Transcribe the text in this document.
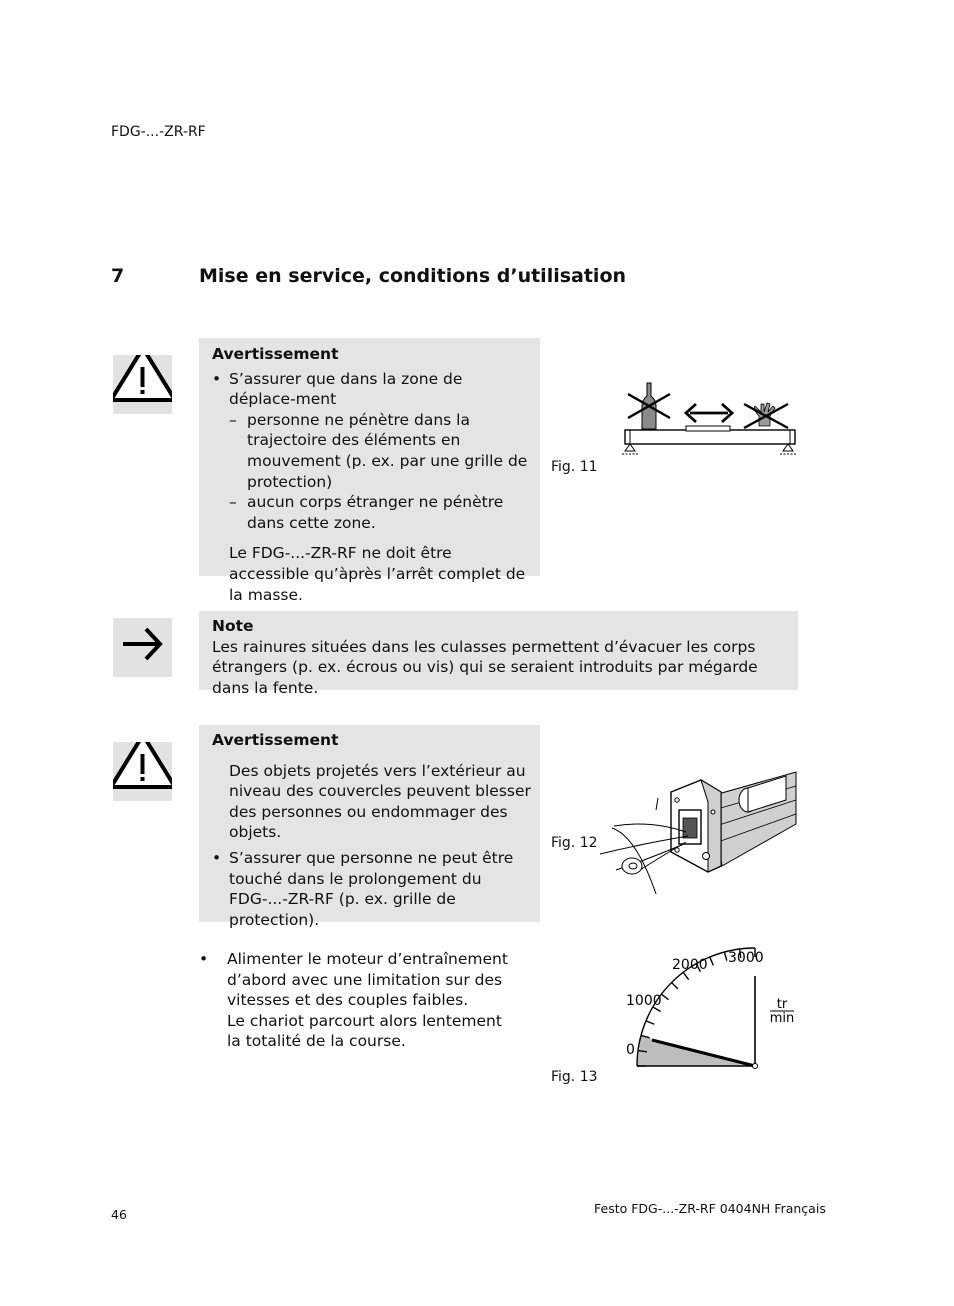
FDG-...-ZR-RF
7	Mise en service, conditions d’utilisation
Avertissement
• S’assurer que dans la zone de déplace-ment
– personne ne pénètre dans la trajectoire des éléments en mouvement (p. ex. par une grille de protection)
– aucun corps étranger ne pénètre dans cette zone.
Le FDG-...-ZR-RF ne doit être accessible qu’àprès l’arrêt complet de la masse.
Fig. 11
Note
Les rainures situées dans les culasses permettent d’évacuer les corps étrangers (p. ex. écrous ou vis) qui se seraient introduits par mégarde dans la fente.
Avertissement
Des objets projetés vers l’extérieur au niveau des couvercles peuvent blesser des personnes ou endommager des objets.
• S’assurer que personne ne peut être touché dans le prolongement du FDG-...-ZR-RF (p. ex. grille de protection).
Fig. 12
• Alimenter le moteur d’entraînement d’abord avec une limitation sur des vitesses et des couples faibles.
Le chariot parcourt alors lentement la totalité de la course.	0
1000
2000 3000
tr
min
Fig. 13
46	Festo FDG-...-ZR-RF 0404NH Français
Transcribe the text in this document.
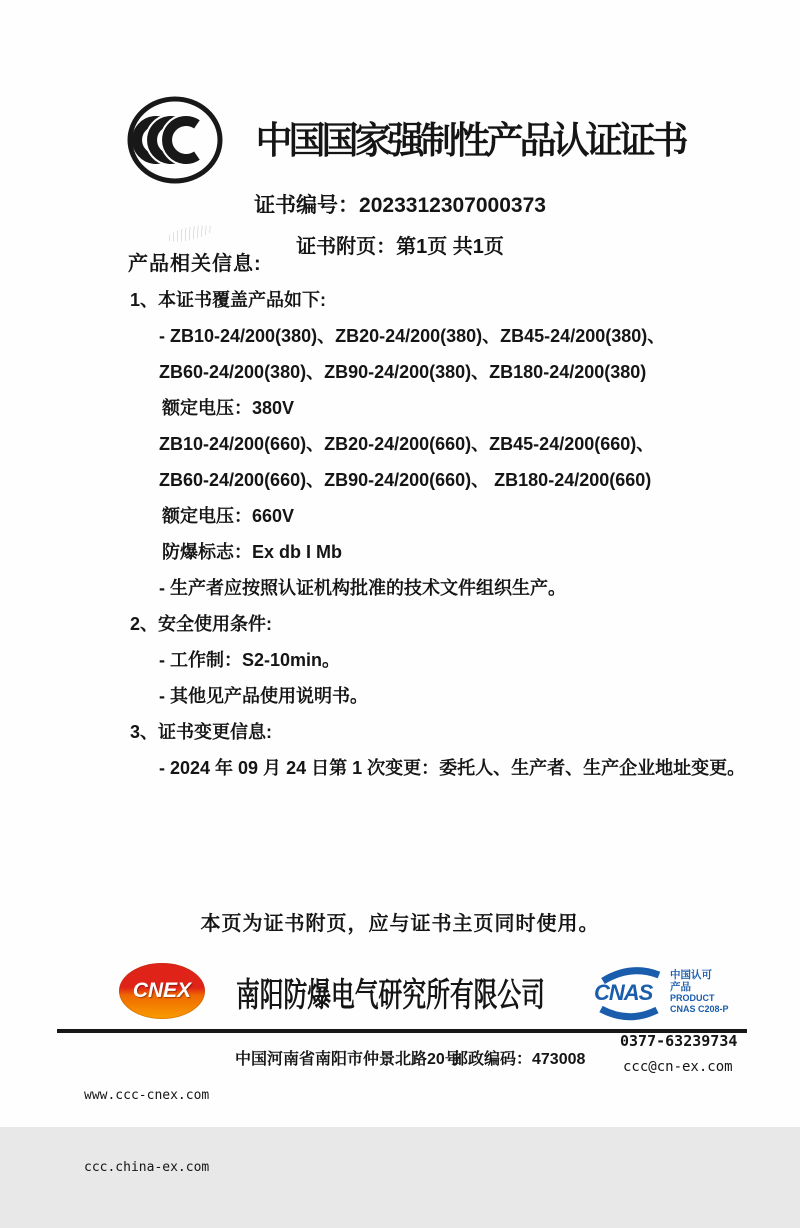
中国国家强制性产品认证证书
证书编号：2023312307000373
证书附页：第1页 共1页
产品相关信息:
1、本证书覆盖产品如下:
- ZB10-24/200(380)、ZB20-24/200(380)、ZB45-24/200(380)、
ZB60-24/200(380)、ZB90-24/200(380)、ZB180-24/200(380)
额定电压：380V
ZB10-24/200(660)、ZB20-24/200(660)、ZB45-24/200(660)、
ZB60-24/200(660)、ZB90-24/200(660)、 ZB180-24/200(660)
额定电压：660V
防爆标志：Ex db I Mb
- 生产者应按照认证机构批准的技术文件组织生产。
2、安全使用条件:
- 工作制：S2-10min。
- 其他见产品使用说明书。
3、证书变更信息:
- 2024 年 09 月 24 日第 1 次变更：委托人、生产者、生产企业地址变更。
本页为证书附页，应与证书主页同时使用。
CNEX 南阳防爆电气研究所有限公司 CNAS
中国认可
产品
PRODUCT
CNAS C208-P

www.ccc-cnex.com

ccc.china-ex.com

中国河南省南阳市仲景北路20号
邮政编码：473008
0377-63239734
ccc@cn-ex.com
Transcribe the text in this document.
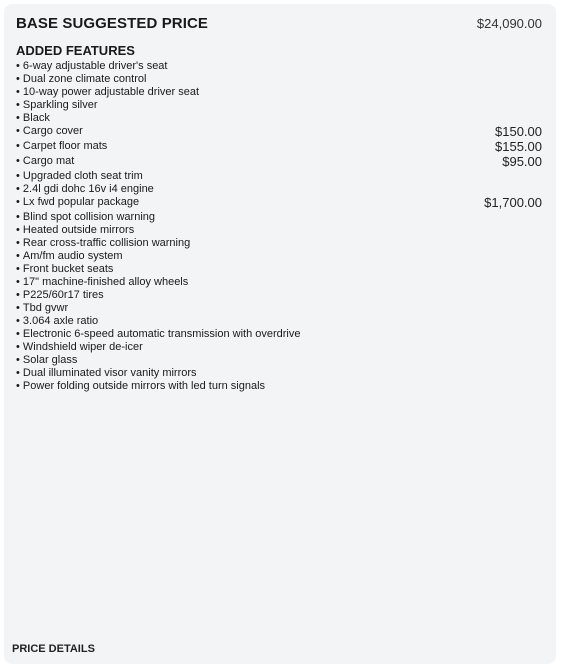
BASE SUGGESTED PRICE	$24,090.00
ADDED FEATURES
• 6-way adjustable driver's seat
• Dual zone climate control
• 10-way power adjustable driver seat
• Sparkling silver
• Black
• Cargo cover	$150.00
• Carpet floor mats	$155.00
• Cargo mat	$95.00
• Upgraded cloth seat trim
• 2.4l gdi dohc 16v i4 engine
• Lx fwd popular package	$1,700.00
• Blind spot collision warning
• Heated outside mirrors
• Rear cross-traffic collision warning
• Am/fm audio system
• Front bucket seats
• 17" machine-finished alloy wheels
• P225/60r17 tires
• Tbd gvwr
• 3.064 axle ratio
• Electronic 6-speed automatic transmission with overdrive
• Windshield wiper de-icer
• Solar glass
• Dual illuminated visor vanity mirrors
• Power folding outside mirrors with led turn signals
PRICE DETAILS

[What you will do]
Leave out the pictures and give the listing above again exactly.

[In response]
Transcribe the text in this document.
FDG-...-ZR-RF
7	Mise en service, conditions d’utilisation
Avertissement
• S’assurer que dans la zone de déplace-ment
– personne ne pénètre dans la trajectoire des éléments en mouvement (p. ex. par une grille de protection)
– aucun corps étranger ne pénètre dans cette zone.
Le FDG-...-ZR-RF ne doit être accessible qu’àprès l’arrêt complet de la masse.
Fig. 11
Note
Les rainures situées dans les culasses permettent d’évacuer les corps étrangers (p. ex. écrous ou vis) qui se seraient introduits par mégarde dans la fente.
Avertissement
Des objets projetés vers l’extérieur au niveau des couvercles peuvent blesser des personnes ou endommager des objets.
• S’assurer que personne ne peut être touché dans le prolongement du FDG-...-ZR-RF (p. ex. grille de protection).
Fig. 12
• Alimenter le moteur d’entraînement d’abord avec une limitation sur des vitesses et des couples faibles.
Le chariot parcourt alors lentement la totalité de la course.	0
1000
2000 3000
tr
min
Fig. 13
46	Festo FDG-...-ZR-RF 0404NH Français
Transcribe the text in this document.
中国国家强制性产品认证证书
证书编号：2023312307000373
证书附页：第1页 共1页
产品相关信息:
1、本证书覆盖产品如下:
- ZB10-24/200(380)、ZB20-24/200(380)、ZB45-24/200(380)、
ZB60-24/200(380)、ZB90-24/200(380)、ZB180-24/200(380)
额定电压：380V
ZB10-24/200(660)、ZB20-24/200(660)、ZB45-24/200(660)、
ZB60-24/200(660)、ZB90-24/200(660)、 ZB180-24/200(660)
额定电压：660V
防爆标志：Ex db I Mb
- 生产者应按照认证机构批准的技术文件组织生产。
2、安全使用条件:
- 工作制：S2-10min。
- 其他见产品使用说明书。
3、证书变更信息:
- 2024 年 09 月 24 日第 1 次变更：委托人、生产者、生产企业地址变更。
本页为证书附页，应与证书主页同时使用。
CNEX 南阳防爆电气研究所有限公司 CNAS
中国认可
产品
PRODUCT
CNAS C208-P

www.ccc-cnex.com

ccc.china-ex.com

中国河南省南阳市仲景北路20号
邮政编码：473008
0377-63239734
ccc@cn-ex.com
Transcribe the text in this document.
BASE SUGGESTED PRICE	$24,090.00
ADDED FEATURES
• 6-way adjustable driver's seat
• Dual zone climate control
• 10-way power adjustable driver seat
• Sparkling silver
• Black
• Cargo cover	$150.00
• Carpet floor mats	$155.00
• Cargo mat	$95.00
• Upgraded cloth seat trim
• 2.4l gdi dohc 16v i4 engine
• Lx fwd popular package	$1,700.00
• Blind spot collision warning
• Heated outside mirrors
• Rear cross-traffic collision warning
• Am/fm audio system
• Front bucket seats
• 17" machine-finished alloy wheels
• P225/60r17 tires
• Tbd gvwr
• 3.064 axle ratio
• Electronic 6-speed automatic transmission with overdrive
• Windshield wiper de-icer
• Solar glass
• Dual illuminated visor vanity mirrors
• Power folding outside mirrors with led turn signals
PRICE DETAILS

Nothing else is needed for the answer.